• [TEXT BLOCK]:
========================================================================
It's about 3 a.m. and I think my mind has went out on me.

It's easy to remove an object from a list/array when you know what that object is:
<<set $foo = "foo">>
<<set $bar = "bar">>
<<set $baz = "baz">>
<<set $inv = [$foo, $bar, $baz]>>
<<set $inv.splice($inv.indexOf($bar),1)>>
So, $bar is removed. No problem.

However, what if all objects have the same name (e.g., $item)?

I'm sooo sleepy right now that's about as well as I can pose my question. I'll probably wake up tomorrow and figure it out, but I thought I would ask just in case.



  • Like this:
    <<set $foo = "foo">>
    <<set $bar = "bar">>
    <<set $baz = "baz">>
    <<set $inv = [$foo, $bar, $baz, $bar]>>
    <<print $inv>>
    <<print $inv.length>>
    <<set for(var i = $inv.length; i--;){
    if ($inv[i] === $bar) $inv.splice(i, 1);
    <<print $inv>>
  • No . . .  I'm sorry. I just can't figure out at all how I can even start to word my question correctly (but I'm not trying to get rid of all my $items). I'm not even going to try. Going to bed. Thanks anyway.
  • This line from your example

    <<set $inv = [$foo, $bar, $baz]>>
    Is the same as writing

    <<set $inv = ["foo", "bar", "baz"]>>
    Because the array contains the values that were assigned to the $foo, $bar, $baz variables, not pointers to the original variables.

    This can be seen by doing the following, in which the array will contain the same values even though one of the variable is changed.

    <<set $foo = "foo">>
    <<set $bar = "bar">>
    <<set $baz = "baz">>
    <<set $inv = [$foo, $bar, $baz]>>
    <<print $inv>>
    <<set $foo = "bob">>
    <<print $inv>>
    <<print $foo>>
    The slice line of your example is looking for value currently stored in $foo not a name, so if you changed $foo to equal "bob" it would NOT remove the "foo" value from the $inv array because it would be looking for "bob" which is not in the array.

    So it does not matter if you use the same variable ($item) each time you add something the $inv array because it is just adding $item's current value to the array.
  • Ninja'ed by greyelf. That was just an example. I'm not trying to do that. The objects in my list have several properties.

    Probably crazy talk at this point. Gah, 5 till 4 a.m.

    Attached is screenshot. I printed the "$i" from the loop (in white) beside the item's equipping link. If the player clicks an item, it will equip (of course, I won't know what one they want to equip). I want to then remove it from the list. Can't figure out how. Brain now dead.

    So, if the player clicks "axe" I want to remove $list[1] because that's where it is in the list (see attached pic).
  • So is it a variable like this that you want to delete?
    <<set $foo = {name: "foo" }>>

    I.e., it has a property, name, that is "foo", rather than a variable called "foo"?
  • Sounds like you need to search the array for an object with the name "axe" to get it's index and then use splice on the index.
========================================================================
• [SUPPLIED RECORDS]:
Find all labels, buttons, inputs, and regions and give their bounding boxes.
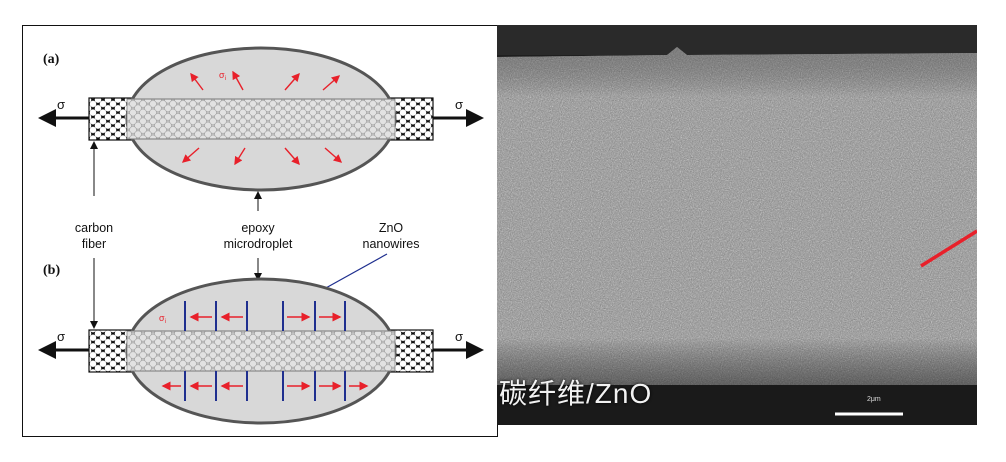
sigma-right-a: σ	[455, 97, 463, 112]
scale-bar-label: 2μm	[867, 396, 881, 403]
sigma-i-label-b: σi	[159, 313, 166, 325]
panel-a-label: (a)	[43, 52, 60, 67]
sem-caption: 碳纤维/ZnO	[499, 378, 653, 409]
zno-label-line1: ZnO	[379, 221, 404, 235]
carbon-fiber-core-a	[126, 98, 396, 140]
sigma-left-b: σ	[57, 329, 65, 344]
sigma-left-a: σ	[57, 97, 65, 112]
epoxy-label-line2: microdroplet	[224, 237, 293, 251]
zno-label-line2: nanowires	[363, 237, 420, 251]
sigma-i-label-a: σi	[219, 70, 226, 82]
fiber-left-end-b	[88, 329, 134, 373]
interface-stress-arrows-b	[161, 312, 369, 391]
fiber-surface	[497, 47, 977, 387]
schematic-svg: (a) σ σ σi carbon fiber epoxy microdropl…	[38, 46, 484, 425]
radial-stress-arrows-a	[181, 70, 343, 166]
fiber-right-end-b	[388, 329, 434, 373]
red-pointer-line	[920, 229, 977, 268]
carbon-fiber-label-line1: carbon	[75, 221, 113, 235]
sem-micrograph-panel: 碳纤维/ZnO 2μm	[497, 25, 977, 425]
schematic-diagram-panel: (a) σ σ σi carbon fiber epoxy microdropl…	[22, 25, 498, 437]
panel-b-label: (b)	[43, 263, 60, 278]
carbon-fiber-core-b	[126, 330, 396, 372]
carbon-fiber-label-line2: fiber	[82, 237, 106, 251]
epoxy-label-line1: epoxy	[241, 221, 275, 235]
sigma-right-b: σ	[455, 329, 463, 344]
zno-nanowires-b	[184, 301, 346, 401]
sem-image-svg	[497, 25, 977, 425]
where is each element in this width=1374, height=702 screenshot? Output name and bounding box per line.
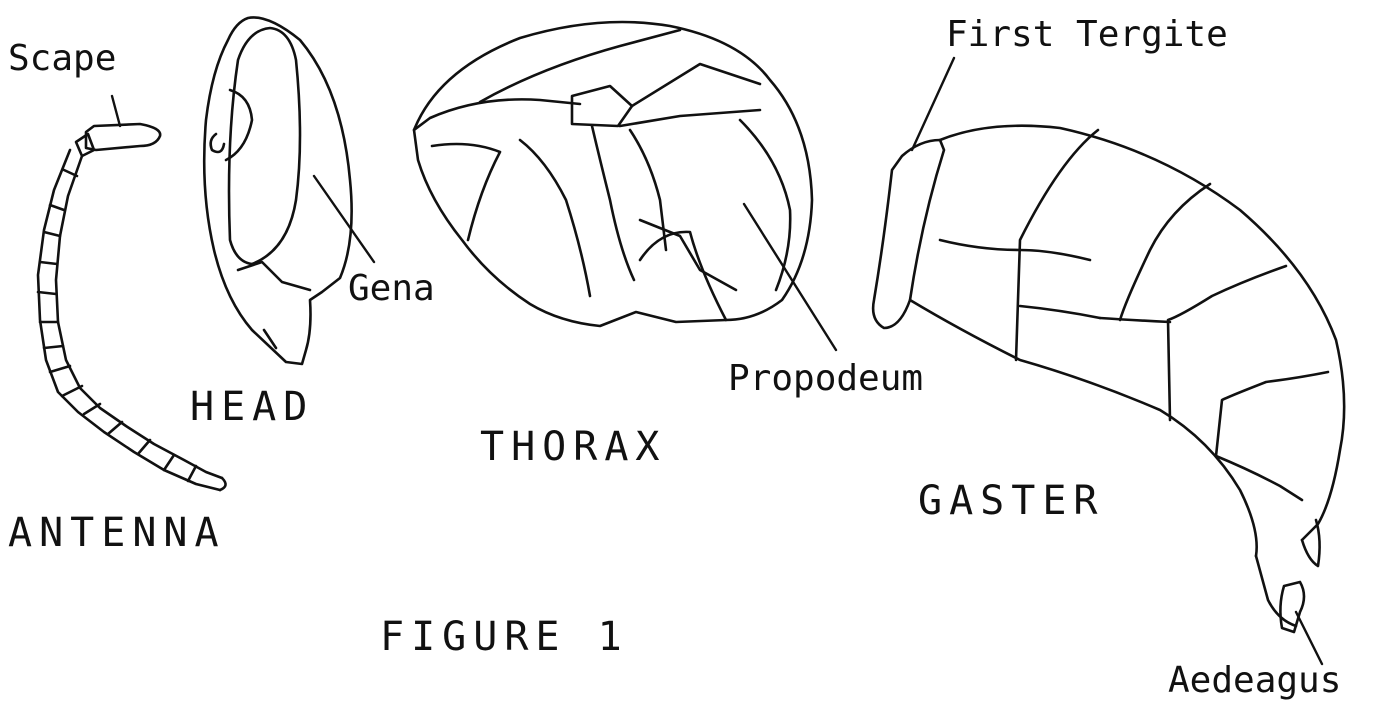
cerci	[1302, 520, 1320, 566]
antenna-drawing	[38, 124, 226, 490]
mesopleuron-inner	[640, 220, 736, 290]
scutellum	[572, 86, 632, 126]
sternite-2	[1020, 306, 1100, 318]
tergite-suture-4	[1216, 372, 1328, 456]
figure-caption: FIGURE 1	[380, 614, 629, 660]
gaster-drawing	[873, 126, 1344, 632]
metanotum	[620, 110, 760, 126]
scape-label: Scape	[8, 38, 116, 79]
gena-label: Gena	[348, 268, 435, 309]
pleural-suture-2	[520, 140, 590, 296]
scutellar-groove	[632, 64, 760, 106]
flagellum-divider	[44, 346, 63, 348]
scape-segment	[86, 124, 160, 150]
sternite-1	[940, 240, 1090, 260]
flagellum-divider	[108, 422, 122, 434]
flagellum-divider	[44, 232, 60, 236]
mesopleuron	[592, 126, 634, 280]
tergite-suture-1	[1016, 130, 1098, 360]
scape-leader-line	[112, 96, 120, 126]
pronotum	[414, 99, 580, 130]
flagellum-divider	[84, 404, 100, 414]
flagellum-divider	[188, 466, 196, 481]
antennal-socket	[211, 134, 224, 152]
aedeagus-leader-line	[1296, 612, 1322, 664]
mandible-lower	[238, 262, 310, 290]
flagellum-divider	[62, 386, 82, 396]
thorax-title: THORAX	[480, 424, 667, 470]
head-drawing	[204, 17, 351, 364]
head-title: HEAD	[190, 384, 314, 430]
pleural-suture-1	[432, 144, 500, 240]
flagellum-divider	[50, 205, 64, 210]
flagellum-divider	[164, 455, 174, 470]
compound-eye	[229, 28, 300, 264]
gaster-title: GASTER	[918, 478, 1105, 524]
aedeagus-label: Aedeagus	[1168, 660, 1341, 701]
thorax-outline	[414, 22, 812, 326]
propodeum-label: Propodeum	[728, 358, 923, 399]
antenna-title: ANTENNA	[8, 510, 226, 556]
flagellum-outer-edge	[38, 150, 220, 490]
sternite-4	[1216, 456, 1302, 500]
gena-leader-line	[314, 176, 374, 262]
flagellum-divider	[40, 262, 57, 264]
coxa-1	[630, 130, 666, 250]
flagellum-tip	[220, 478, 226, 490]
tergite-suture-2	[1120, 184, 1210, 320]
sternite-3	[1100, 318, 1170, 322]
flagellum-divider	[38, 292, 56, 294]
head-capsule-outline	[204, 17, 351, 364]
thorax-drawing	[414, 22, 812, 326]
terminal-segment	[1256, 556, 1296, 626]
flagellum-divider	[138, 440, 150, 454]
first-tergite-label: First Tergite	[946, 14, 1228, 55]
flagellum-divider	[50, 366, 70, 372]
petiole	[873, 140, 944, 328]
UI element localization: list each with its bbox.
========================================================================
• [GOALS]:
#1 In the forum thread about removing items from an array, what does the array built from $foo, $bar and $baz hold instead of pointers to the original variables?
#2 Write the next part of the forum thread about removing items from an array, picking up after its final post.
The rows have no connection to the forum thread about removing items from an array.

• [RESPONSES FOR EACH TASK]:
#1 It holds the values that were assigned to the $foo, $bar and $baz variables.

#2
    If there can only ever be one axe, you can use a simple reverse lookup to find it:
    <<set $item to parameter(0)>>

    <<if $lookup[$] is 0>>
    <<set $inv.push($item)>>
    <<set $lookup($ to $index.length - 1>>

    <<set $item_name to parameter(0)>>

    <<set $ix to $lookup[$item_name]>>

    <<if $ix gt 0>>
    <<set $inv.splice($ix)>>
    <<set $lookup[$item_name] to 0>>
    Only tricky bit is that you need to put a fake item 0 in their inventory, as $lookup will return 0 for an unknown item.  Code is untested, but should give you the general idea.
  • Wow. Didn't even remember I made this post.

    Super quick reply as I have to leave.

    The wrote:

    So is it a variable like this that you want to delete?
    <<set $foo = {name: "foo" }>>


    mykael wrote:

    Sounds like you need to search the array for an object with the name "axe" to get it's index and then use splice on the index.

    I have its index number (it's in white in the image). However, from experience, I don't think <<set $inv.splice($ix)>> will do anything different than <<set $inv.splice()>>.
  • Try using $inv.splice($ix, 1) and tell it how many to extract, it should work if your $inv is an array and not a "associative array"

    One note about using splice() is it is not support by IE < 9, so it will fail for people using IE on WinXP which may not be an issue for you.
  • I'm on my phone real quick but are you sure that is valid syntax?  That just doesn't look like that will work to me.
  • Try this (but as noted, wil not work on early IE):
    <<set for(var i = $inv.length; i--;){
    if ($inv[i].name === $bar) $inv.splice(i, 1);
  • I believe you two got me where I needed to go. I'll report back after some testing. Thanks a lot for helping me.
  • After some testing, like, maybe a solid hour of doing nothing but buying, selling, equipping and unequipping, repeat, repeat, repeat, I can say that I have strong confidence in my inventory system now.

    I may report back yet again to this thread in the future giving a more information. I know inventory systems are of wide interest, but I'm not ready to release how I'm handling it just quite yet. A lot of tweaking and testing left to do. :)

    Thanks again, guys! I really appreciate the help! :)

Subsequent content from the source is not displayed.